STATED EXERCISE ▸ Return each line containing "legend".

Records from a data source:
— Start —
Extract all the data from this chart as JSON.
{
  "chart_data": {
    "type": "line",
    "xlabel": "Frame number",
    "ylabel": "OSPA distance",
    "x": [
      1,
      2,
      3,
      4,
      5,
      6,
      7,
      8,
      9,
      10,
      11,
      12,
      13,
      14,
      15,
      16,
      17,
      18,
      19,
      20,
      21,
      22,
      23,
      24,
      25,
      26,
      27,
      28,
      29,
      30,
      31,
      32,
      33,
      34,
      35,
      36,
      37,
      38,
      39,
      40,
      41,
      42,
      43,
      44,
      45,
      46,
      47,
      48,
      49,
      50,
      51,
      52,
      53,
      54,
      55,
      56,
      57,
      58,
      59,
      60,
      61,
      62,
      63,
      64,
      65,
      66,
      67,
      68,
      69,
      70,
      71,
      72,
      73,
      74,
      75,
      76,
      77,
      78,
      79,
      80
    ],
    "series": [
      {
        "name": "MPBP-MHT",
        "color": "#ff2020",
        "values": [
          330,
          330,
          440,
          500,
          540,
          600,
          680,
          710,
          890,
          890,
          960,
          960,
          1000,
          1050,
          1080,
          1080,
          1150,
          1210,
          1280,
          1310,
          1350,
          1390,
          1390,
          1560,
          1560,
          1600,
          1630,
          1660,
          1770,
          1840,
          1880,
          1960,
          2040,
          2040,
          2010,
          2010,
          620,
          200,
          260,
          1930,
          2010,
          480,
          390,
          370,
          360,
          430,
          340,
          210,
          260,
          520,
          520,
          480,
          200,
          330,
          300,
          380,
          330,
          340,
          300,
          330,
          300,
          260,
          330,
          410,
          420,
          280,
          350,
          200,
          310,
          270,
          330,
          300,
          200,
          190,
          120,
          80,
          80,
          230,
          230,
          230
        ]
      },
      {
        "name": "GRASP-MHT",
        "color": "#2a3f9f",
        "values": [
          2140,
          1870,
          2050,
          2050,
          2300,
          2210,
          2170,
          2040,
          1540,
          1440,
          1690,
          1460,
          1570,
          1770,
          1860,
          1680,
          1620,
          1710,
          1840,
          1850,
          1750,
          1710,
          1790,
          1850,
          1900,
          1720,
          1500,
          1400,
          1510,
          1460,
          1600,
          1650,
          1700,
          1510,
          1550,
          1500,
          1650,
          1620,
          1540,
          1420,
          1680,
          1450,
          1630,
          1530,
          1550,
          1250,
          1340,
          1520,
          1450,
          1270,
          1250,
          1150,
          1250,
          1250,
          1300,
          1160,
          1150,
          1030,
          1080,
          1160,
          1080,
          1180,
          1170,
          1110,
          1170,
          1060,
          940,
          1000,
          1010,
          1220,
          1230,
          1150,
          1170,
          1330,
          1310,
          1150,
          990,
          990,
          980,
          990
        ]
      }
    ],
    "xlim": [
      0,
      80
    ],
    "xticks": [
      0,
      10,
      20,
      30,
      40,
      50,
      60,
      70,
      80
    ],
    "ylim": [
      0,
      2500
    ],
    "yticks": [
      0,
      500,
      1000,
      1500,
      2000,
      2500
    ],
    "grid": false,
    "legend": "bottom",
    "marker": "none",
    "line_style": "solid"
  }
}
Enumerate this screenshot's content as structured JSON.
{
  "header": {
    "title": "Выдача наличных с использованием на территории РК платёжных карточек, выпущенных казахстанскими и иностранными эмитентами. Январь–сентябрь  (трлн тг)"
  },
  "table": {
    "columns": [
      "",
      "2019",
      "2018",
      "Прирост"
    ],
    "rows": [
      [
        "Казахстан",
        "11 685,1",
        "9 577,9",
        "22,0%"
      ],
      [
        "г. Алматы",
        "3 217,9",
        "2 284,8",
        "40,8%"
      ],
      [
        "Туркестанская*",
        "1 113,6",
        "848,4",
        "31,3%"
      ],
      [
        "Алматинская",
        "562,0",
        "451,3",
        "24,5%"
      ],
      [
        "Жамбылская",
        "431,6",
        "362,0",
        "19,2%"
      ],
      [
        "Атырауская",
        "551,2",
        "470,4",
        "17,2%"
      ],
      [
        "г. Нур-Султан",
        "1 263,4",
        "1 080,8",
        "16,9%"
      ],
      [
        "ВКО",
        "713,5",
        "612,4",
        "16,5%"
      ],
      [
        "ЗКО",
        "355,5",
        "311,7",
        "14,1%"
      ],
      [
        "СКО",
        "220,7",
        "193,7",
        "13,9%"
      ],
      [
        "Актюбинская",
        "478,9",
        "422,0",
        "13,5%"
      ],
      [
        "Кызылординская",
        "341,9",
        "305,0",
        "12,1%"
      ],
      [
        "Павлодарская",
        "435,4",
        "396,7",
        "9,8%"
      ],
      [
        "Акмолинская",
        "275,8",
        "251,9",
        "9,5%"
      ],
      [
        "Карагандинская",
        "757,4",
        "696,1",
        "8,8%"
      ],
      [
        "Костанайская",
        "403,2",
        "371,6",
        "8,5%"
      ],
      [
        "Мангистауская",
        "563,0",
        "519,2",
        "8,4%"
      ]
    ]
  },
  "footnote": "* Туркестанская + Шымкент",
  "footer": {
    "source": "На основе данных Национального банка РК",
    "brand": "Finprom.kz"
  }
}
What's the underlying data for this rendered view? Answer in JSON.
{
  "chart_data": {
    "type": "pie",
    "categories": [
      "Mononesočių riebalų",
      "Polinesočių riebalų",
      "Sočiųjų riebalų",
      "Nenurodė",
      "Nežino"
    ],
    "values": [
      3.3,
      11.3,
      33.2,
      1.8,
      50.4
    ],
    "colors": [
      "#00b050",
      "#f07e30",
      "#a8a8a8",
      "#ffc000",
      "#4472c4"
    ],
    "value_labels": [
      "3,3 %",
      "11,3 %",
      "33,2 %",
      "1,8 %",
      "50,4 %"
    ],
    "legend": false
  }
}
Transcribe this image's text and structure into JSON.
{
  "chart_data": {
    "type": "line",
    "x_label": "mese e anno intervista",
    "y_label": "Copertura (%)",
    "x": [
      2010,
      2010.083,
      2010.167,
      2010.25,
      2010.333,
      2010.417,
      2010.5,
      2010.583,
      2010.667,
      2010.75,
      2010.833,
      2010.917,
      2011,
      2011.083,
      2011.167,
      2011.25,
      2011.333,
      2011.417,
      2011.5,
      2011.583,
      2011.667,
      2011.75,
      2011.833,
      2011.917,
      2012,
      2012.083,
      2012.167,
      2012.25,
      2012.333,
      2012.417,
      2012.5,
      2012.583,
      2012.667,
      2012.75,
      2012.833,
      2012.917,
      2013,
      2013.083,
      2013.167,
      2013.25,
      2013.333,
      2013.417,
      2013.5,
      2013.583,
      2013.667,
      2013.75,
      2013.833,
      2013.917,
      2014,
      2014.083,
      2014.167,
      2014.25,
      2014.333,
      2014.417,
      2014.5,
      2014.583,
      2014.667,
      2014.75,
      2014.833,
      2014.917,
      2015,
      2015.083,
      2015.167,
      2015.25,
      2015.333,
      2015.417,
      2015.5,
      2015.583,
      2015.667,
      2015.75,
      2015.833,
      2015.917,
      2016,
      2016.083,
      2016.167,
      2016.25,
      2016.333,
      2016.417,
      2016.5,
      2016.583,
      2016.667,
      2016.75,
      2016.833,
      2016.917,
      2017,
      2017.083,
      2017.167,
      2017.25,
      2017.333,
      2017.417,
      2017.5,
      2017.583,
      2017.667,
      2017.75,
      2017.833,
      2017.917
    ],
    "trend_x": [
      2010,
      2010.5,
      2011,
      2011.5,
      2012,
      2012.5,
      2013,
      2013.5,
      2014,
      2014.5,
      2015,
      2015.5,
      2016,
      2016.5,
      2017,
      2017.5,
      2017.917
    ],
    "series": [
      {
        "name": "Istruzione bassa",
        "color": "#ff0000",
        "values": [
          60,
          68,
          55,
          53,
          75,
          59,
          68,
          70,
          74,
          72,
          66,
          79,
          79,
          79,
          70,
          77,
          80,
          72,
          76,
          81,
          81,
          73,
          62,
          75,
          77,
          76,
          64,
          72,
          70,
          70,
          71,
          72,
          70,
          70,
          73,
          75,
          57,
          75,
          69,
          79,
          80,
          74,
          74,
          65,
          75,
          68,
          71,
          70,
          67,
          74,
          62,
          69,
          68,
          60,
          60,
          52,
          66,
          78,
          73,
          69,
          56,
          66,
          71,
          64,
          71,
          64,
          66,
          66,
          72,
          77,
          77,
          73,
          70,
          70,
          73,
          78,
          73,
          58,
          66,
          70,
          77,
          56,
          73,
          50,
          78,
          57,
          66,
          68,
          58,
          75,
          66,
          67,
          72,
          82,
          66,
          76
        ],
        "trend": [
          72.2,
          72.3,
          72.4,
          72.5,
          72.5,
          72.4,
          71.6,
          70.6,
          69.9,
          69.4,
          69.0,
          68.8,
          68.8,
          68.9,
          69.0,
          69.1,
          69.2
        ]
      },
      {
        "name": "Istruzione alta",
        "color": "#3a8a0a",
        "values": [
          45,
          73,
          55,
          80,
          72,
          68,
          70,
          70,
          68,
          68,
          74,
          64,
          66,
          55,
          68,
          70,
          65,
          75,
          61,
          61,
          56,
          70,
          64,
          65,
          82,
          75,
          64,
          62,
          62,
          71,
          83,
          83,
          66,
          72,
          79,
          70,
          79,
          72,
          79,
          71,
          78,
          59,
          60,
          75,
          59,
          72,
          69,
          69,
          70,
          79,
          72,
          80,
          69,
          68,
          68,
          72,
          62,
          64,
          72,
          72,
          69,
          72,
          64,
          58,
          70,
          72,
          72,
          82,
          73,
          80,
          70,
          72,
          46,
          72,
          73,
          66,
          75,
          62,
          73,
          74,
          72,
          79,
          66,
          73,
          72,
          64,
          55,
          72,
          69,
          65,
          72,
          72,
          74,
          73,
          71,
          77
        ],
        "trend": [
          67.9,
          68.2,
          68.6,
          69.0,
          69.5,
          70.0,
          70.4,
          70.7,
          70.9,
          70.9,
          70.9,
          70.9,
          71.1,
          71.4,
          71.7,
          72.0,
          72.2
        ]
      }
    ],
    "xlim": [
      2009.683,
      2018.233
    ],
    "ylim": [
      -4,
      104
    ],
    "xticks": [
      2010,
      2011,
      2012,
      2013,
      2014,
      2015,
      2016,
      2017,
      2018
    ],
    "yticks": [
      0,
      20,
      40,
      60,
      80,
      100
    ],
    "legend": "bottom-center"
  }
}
— End —
TASK ANSWER ▸
    "legend": "bottom",
    "legend": false
    "legend": "bottom-center"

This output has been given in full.